======== Dataset content

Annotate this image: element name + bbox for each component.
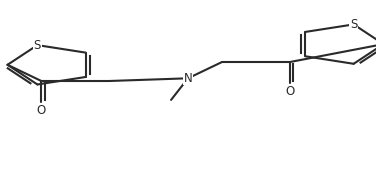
Text: S: S (34, 39, 41, 52)
Text: O: O (37, 104, 46, 117)
Text: O: O (285, 85, 294, 98)
Text: S: S (350, 18, 357, 31)
Text: N: N (183, 72, 193, 85)
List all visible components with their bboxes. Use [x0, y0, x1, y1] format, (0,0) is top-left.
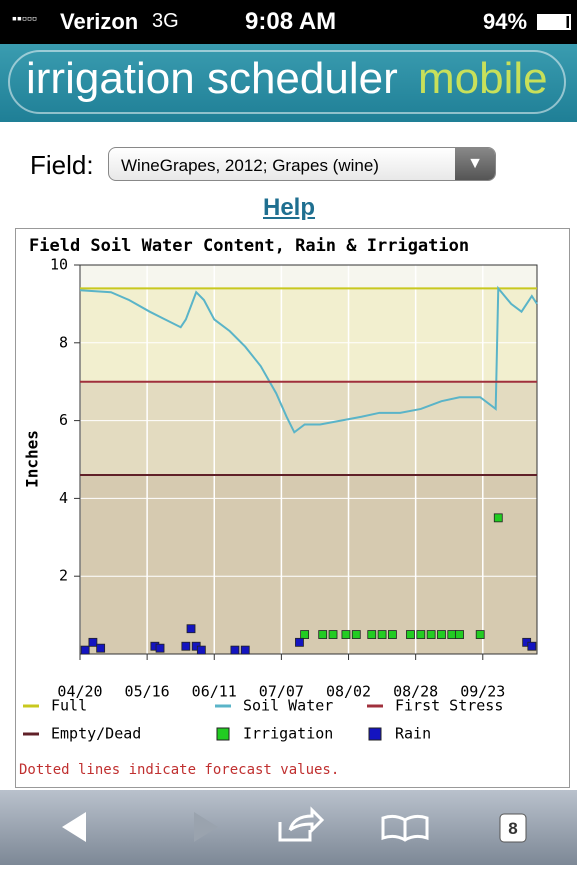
scatter-point: [196, 645, 206, 655]
scatter-point: [527, 641, 537, 651]
scatter-point: [493, 513, 503, 523]
header-frame: [8, 50, 566, 114]
x-tick-label: 08/02: [326, 683, 371, 701]
bookmarks-button[interactable]: [381, 814, 429, 842]
share-button[interactable]: [278, 806, 325, 842]
tabs-count: 8: [508, 819, 517, 838]
legend-swatch: [368, 727, 382, 741]
app-title: irrigation scheduler: [26, 54, 398, 103]
scatter-point: [426, 630, 436, 639]
legend-label: Soil Water: [243, 697, 333, 715]
app-title-accent: mobile: [418, 54, 548, 103]
legend-label: Rain: [395, 725, 431, 743]
plot-border: [79, 264, 538, 655]
x-tick-label: 09/23: [460, 683, 505, 701]
scatter-point: [341, 630, 351, 639]
signal: ▪▪▫▫▫: [12, 10, 37, 26]
zone-full: [80, 288, 537, 382]
x-tick-label: 04/20: [57, 683, 102, 701]
scatter-point: [351, 630, 361, 639]
carrier: Verizon: [60, 9, 139, 34]
series-line: [79, 285, 538, 434]
app-header: irrigation scheduler mobile: [0, 44, 577, 122]
field-select[interactable]: WineGrapes, 2012; Grapes (wine) ▼: [108, 147, 496, 181]
select-arrow: ▼: [455, 148, 495, 180]
field-label: Field:: [30, 150, 94, 180]
scatter-point: [230, 645, 240, 655]
field-value: WineGrapes, 2012; Grapes (wine): [121, 156, 379, 175]
zone-stress: [80, 381, 537, 476]
battery: 94%: [483, 9, 528, 34]
legend-label: Full: [51, 697, 87, 715]
chart: Field Soil Water Content, Rain & Irrigat…: [15, 228, 570, 788]
scatter-point: [406, 630, 415, 639]
scatter-point: [388, 630, 397, 639]
browser-toolbar: 8: [0, 790, 577, 865]
x-tick-label: 05/16: [125, 683, 170, 701]
forward-button[interactable]: [194, 812, 218, 842]
scatter-point: [367, 630, 377, 639]
chart-title: Field Soil Water Content, Rain & Irrigat…: [29, 236, 469, 256]
toolbar-icons: 8: [62, 806, 527, 843]
help-link[interactable]: Help: [263, 194, 316, 221]
scatter-point: [447, 630, 457, 639]
x-tick-label: 07/07: [259, 683, 304, 701]
legend-label: Irrigation: [243, 725, 333, 743]
scatter-point: [88, 637, 98, 647]
legend-swatch: [216, 727, 230, 741]
scatter-point: [186, 624, 196, 634]
battery-icon: [537, 14, 571, 30]
scatter-point: [96, 643, 106, 653]
network: 3G: [152, 10, 179, 32]
scatter-point: [455, 630, 464, 639]
scatter-point: [300, 630, 310, 639]
y-tick-label: 4: [59, 489, 68, 507]
legend-label: First Stress: [395, 697, 503, 715]
x-tick-label: 06/11: [192, 683, 237, 701]
scatter-point: [475, 630, 485, 639]
back-button[interactable]: [62, 812, 86, 842]
legend-label: Empty/Dead: [51, 725, 141, 743]
y-tick-label: 6: [59, 411, 68, 429]
y-axis-label: Inches: [23, 430, 42, 488]
scatter-point: [80, 645, 90, 655]
status-bar: ▪▪▫▫▫ Verizon 3G 9:08 AM 94%: [0, 0, 577, 44]
scatter-point: [295, 637, 304, 647]
scatter-point: [181, 641, 191, 651]
scatter-point: [318, 630, 328, 639]
x-tick-label: 08/28: [393, 683, 438, 701]
y-tick-label: 2: [59, 567, 68, 585]
tabs-button[interactable]: [499, 813, 527, 843]
y-tick-label: 10: [50, 256, 68, 274]
scatter-point: [328, 630, 338, 639]
scatter-point: [437, 630, 446, 639]
scatter-point: [155, 643, 165, 653]
scatter-point: [240, 645, 250, 655]
zone-empty: [80, 475, 537, 654]
chart-note: Dotted lines indicate forecast values.: [19, 762, 339, 778]
scatter-point: [377, 630, 387, 639]
scatter-point: [416, 630, 426, 639]
time: 9:08 AM: [245, 8, 337, 35]
y-tick-label: 8: [59, 333, 68, 351]
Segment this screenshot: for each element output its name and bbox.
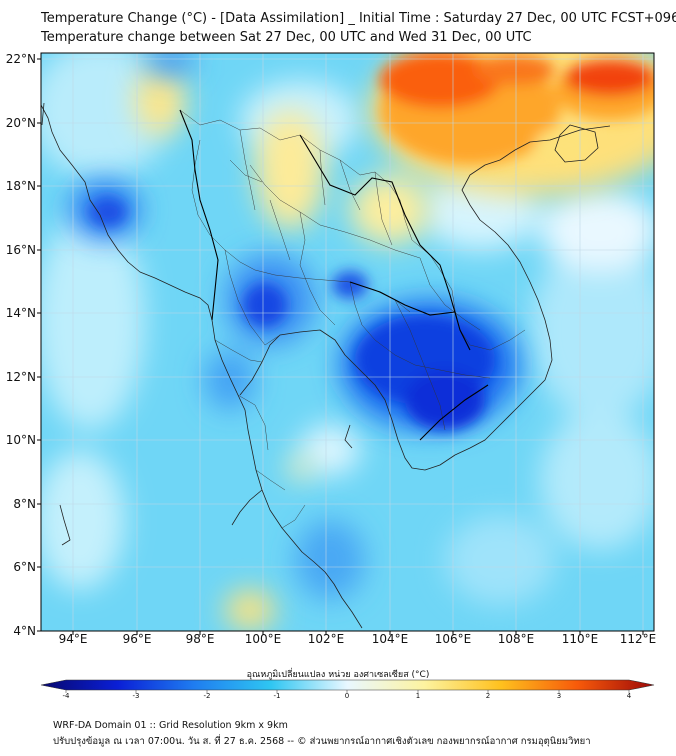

================

• [Task statement]
Rewrite all of the entries above with every "scatter-point" changed to "data-point" and nothing else altered, leaving out the pictures.

• [Output for this task]
Annotate this image: element name + bbox for each component.
Text: S: S (34, 39, 41, 52)
Text: O: O (37, 104, 46, 117)
Text: O: O (285, 85, 294, 98)
Text: S: S (350, 18, 357, 31)
Text: N: N (183, 72, 193, 85)
List all visible components with their bboxes. Use [x0, y0, x1, y1] format, (0,0) is top-left.
data-point: [196, 645, 206, 655]
data-point: [527, 641, 537, 651]
data-point: [493, 513, 503, 523]
header-frame: [8, 50, 566, 114]
x-tick-label: 08/02: [326, 683, 371, 701]
bookmarks-button[interactable]: [381, 814, 429, 842]
share-button[interactable]: [278, 806, 325, 842]
tabs-count: 8: [508, 819, 517, 838]
legend-swatch: [368, 727, 382, 741]
app-title: irrigation scheduler: [26, 54, 398, 103]
data-point: [426, 630, 436, 639]
legend-label: Soil Water: [243, 697, 333, 715]
app-title-accent: mobile: [418, 54, 548, 103]
legend-label: Rain: [395, 725, 431, 743]
plot-border: [79, 264, 538, 655]
x-tick-label: 09/23: [460, 683, 505, 701]
data-point: [341, 630, 351, 639]
signal: ▪▪▫▫▫: [12, 10, 37, 26]
zone-full: [80, 288, 537, 382]
x-tick-label: 04/20: [57, 683, 102, 701]
data-point: [351, 630, 361, 639]
carrier: Verizon: [60, 9, 139, 34]
series-line: [79, 285, 538, 434]
app-header: irrigation scheduler mobile: [0, 44, 577, 122]
field-select[interactable]: WineGrapes, 2012; Grapes (wine) ▼: [108, 147, 496, 181]
select-arrow: ▼: [455, 148, 495, 180]
field-label: Field:: [30, 150, 94, 180]
data-point: [230, 645, 240, 655]
field-value: WineGrapes, 2012; Grapes (wine): [121, 156, 379, 175]
zone-stress: [80, 381, 537, 476]
battery: 94%: [483, 9, 528, 34]
legend-label: Full: [51, 697, 87, 715]
chart: Field Soil Water Content, Rain & Irrigat…: [15, 228, 570, 788]
data-point: [406, 630, 415, 639]
data-point: [388, 630, 397, 639]
browser-toolbar: 8: [0, 790, 577, 865]
x-tick-label: 05/16: [125, 683, 170, 701]
forward-button[interactable]: [194, 812, 218, 842]
data-point: [367, 630, 377, 639]
chart-title: Field Soil Water Content, Rain & Irrigat…: [29, 236, 469, 256]
toolbar-icons: 8: [62, 806, 527, 843]
help-link[interactable]: Help: [263, 194, 316, 221]
data-point: [447, 630, 457, 639]
x-tick-label: 07/07: [259, 683, 304, 701]
legend-label: Irrigation: [243, 725, 333, 743]
data-point: [88, 637, 98, 647]
legend-swatch: [216, 727, 230, 741]
data-point: [186, 624, 196, 634]
battery-icon: [537, 14, 571, 30]
data-point: [96, 643, 106, 653]
network: 3G: [152, 10, 179, 32]
data-point: [455, 630, 464, 639]
data-point: [300, 630, 310, 639]
y-tick-label: 4: [59, 489, 68, 507]
legend-label: First Stress: [395, 697, 503, 715]
x-tick-label: 06/11: [192, 683, 237, 701]
data-point: [475, 630, 485, 639]
back-button[interactable]: [62, 812, 86, 842]
legend-label: Empty/Dead: [51, 725, 141, 743]
y-tick-label: 6: [59, 411, 68, 429]
y-axis-label: Inches: [23, 430, 42, 488]
data-point: [80, 645, 90, 655]
status-bar: ▪▪▫▫▫ Verizon 3G 9:08 AM 94%: [0, 0, 577, 44]
data-point: [295, 637, 304, 647]
data-point: [181, 641, 191, 651]
data-point: [318, 630, 328, 639]
x-tick-label: 08/28: [393, 683, 438, 701]
y-tick-label: 2: [59, 567, 68, 585]
tabs-button[interactable]: [499, 813, 527, 843]
y-tick-label: 10: [50, 256, 68, 274]
data-point: [328, 630, 338, 639]
data-point: [437, 630, 446, 639]
data-point: [155, 643, 165, 653]
data-point: [240, 645, 250, 655]
zone-empty: [80, 475, 537, 654]
chart-note: Dotted lines indicate forecast values.: [19, 762, 339, 778]
data-point: [377, 630, 387, 639]
data-point: [416, 630, 426, 639]
time: 9:08 AM: [245, 8, 337, 35]
y-tick-label: 8: [59, 333, 68, 351]
Segment this screenshot: for each element output its name and bbox.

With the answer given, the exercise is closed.